* [Problem to solve] Determine how many lines carry the word "JSON". Output that number only.

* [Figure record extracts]
[start]

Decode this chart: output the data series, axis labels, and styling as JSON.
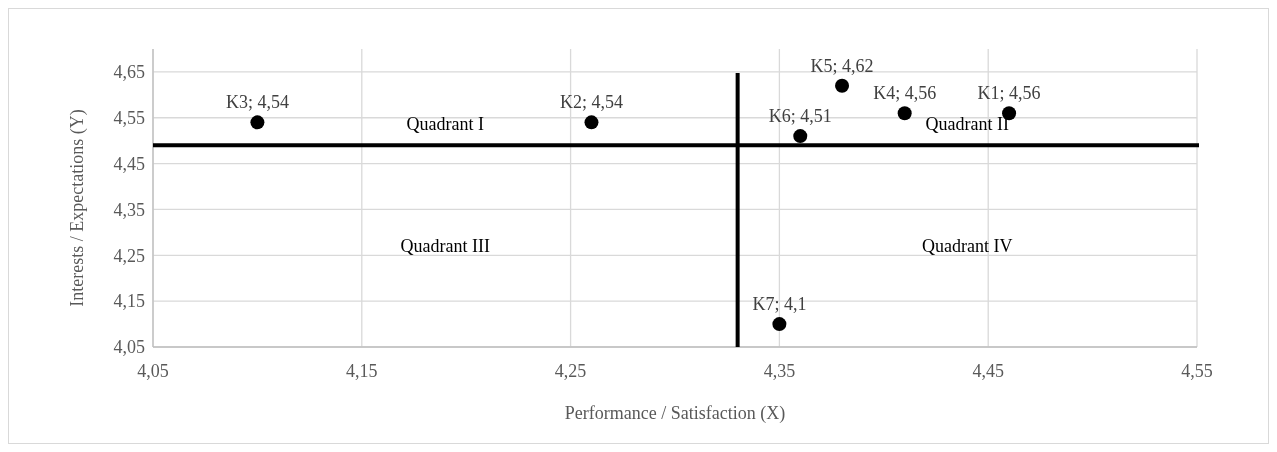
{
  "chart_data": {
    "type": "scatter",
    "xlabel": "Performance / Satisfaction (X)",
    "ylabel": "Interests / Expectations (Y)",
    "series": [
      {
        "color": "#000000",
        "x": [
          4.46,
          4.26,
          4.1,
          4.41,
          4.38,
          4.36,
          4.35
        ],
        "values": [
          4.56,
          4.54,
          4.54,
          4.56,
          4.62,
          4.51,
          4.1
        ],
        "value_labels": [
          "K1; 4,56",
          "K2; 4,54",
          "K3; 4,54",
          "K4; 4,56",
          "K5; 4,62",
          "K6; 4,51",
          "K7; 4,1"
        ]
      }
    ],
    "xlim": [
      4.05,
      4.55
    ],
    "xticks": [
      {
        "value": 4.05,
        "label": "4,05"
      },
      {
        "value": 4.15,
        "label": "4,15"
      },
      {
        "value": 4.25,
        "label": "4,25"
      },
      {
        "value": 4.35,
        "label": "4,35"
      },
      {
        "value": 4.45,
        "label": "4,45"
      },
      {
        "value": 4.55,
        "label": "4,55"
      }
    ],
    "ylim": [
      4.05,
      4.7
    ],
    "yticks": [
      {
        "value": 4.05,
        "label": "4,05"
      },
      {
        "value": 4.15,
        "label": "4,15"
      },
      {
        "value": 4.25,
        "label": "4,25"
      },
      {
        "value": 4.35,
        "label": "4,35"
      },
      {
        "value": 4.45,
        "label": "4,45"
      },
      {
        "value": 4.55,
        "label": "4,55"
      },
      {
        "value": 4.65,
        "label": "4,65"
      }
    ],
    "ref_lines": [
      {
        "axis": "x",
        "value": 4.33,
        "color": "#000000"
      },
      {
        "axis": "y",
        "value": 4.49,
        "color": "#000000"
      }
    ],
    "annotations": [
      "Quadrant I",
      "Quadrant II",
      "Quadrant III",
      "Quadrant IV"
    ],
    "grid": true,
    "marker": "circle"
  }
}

[end]
[start]

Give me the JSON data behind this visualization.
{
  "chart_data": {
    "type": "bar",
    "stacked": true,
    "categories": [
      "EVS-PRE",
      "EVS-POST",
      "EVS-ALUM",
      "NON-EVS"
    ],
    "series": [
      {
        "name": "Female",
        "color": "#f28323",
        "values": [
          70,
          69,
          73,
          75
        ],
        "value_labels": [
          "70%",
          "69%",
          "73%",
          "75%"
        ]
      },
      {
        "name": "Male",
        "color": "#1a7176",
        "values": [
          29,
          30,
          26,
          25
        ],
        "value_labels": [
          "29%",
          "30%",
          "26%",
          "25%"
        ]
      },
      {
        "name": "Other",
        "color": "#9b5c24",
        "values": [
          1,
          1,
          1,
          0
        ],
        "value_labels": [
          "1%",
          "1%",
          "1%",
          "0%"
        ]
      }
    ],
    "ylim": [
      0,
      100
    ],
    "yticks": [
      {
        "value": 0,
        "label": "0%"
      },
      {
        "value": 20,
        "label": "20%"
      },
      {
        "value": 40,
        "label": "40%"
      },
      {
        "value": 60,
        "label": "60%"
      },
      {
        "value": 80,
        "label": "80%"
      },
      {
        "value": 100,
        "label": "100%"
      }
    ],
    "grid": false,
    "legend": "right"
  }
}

[end]

* [The response] 2